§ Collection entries

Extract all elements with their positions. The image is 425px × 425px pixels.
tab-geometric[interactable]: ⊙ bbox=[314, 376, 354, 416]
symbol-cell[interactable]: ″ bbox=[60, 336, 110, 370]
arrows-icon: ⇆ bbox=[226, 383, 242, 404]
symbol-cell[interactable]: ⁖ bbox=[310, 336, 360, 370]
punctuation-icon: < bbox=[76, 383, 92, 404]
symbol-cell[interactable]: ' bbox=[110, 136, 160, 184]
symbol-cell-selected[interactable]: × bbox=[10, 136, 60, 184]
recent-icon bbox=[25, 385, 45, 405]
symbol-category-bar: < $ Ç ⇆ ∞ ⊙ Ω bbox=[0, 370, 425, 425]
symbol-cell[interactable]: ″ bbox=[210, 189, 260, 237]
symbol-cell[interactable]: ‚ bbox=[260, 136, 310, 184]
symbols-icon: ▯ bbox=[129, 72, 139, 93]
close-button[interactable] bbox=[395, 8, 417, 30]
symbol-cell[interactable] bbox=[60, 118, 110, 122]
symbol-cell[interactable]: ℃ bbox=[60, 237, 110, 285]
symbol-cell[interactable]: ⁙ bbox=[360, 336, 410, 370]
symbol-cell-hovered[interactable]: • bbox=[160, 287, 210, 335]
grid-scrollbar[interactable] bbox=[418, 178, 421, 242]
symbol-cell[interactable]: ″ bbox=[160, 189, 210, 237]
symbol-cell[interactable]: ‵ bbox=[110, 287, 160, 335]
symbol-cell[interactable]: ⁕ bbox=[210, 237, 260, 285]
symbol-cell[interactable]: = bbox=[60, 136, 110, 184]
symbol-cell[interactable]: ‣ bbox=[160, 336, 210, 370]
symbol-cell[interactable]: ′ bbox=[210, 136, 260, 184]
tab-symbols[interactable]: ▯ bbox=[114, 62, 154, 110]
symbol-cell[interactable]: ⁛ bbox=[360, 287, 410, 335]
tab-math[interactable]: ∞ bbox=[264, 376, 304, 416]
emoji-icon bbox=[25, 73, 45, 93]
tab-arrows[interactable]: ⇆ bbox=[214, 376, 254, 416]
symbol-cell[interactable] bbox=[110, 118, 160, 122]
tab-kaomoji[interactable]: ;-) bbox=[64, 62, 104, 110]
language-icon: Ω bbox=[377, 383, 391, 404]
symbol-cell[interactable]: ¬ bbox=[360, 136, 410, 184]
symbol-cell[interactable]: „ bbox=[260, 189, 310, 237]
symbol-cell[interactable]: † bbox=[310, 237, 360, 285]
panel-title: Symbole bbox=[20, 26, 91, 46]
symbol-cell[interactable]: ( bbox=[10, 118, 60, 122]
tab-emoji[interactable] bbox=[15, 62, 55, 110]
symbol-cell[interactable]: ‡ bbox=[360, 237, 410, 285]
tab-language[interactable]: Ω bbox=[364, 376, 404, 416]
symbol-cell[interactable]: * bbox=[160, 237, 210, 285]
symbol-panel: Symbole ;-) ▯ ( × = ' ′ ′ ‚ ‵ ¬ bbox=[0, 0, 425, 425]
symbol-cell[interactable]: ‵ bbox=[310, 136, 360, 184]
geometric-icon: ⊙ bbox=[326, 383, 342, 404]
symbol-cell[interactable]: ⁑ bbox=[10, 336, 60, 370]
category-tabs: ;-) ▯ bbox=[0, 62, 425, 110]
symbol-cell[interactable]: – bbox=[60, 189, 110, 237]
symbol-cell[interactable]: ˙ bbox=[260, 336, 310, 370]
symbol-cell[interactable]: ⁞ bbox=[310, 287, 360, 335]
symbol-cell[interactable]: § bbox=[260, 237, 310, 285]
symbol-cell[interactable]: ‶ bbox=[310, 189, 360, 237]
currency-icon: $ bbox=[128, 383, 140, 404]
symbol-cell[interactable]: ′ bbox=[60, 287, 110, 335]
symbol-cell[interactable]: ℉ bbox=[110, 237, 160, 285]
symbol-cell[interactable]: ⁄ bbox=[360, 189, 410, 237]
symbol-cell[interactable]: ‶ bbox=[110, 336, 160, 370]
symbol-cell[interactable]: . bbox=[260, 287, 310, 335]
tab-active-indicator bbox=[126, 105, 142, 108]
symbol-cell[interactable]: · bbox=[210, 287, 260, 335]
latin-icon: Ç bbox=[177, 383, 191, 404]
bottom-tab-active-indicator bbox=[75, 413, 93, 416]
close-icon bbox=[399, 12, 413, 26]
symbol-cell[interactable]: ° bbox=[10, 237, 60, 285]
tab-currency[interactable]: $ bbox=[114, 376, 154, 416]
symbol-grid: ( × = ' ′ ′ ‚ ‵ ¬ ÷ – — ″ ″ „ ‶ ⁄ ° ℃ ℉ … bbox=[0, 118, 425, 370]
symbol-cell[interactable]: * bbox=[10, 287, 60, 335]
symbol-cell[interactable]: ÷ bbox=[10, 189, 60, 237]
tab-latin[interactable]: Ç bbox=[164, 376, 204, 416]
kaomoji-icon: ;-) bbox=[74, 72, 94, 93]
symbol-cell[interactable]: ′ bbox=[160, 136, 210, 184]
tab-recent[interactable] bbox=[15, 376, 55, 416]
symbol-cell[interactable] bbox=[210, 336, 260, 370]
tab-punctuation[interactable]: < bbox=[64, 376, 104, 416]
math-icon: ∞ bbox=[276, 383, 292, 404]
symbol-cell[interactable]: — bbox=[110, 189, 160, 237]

§ Short task
Identify each line of the entries above that contains the string "symbols", and copy every such line in full. Treat uppercase and lowercase characters as distinct.

§ Task solution
symbols-icon: ▯ bbox=[129, 72, 139, 93]
tab-symbols[interactable]: ▯ bbox=[114, 62, 154, 110]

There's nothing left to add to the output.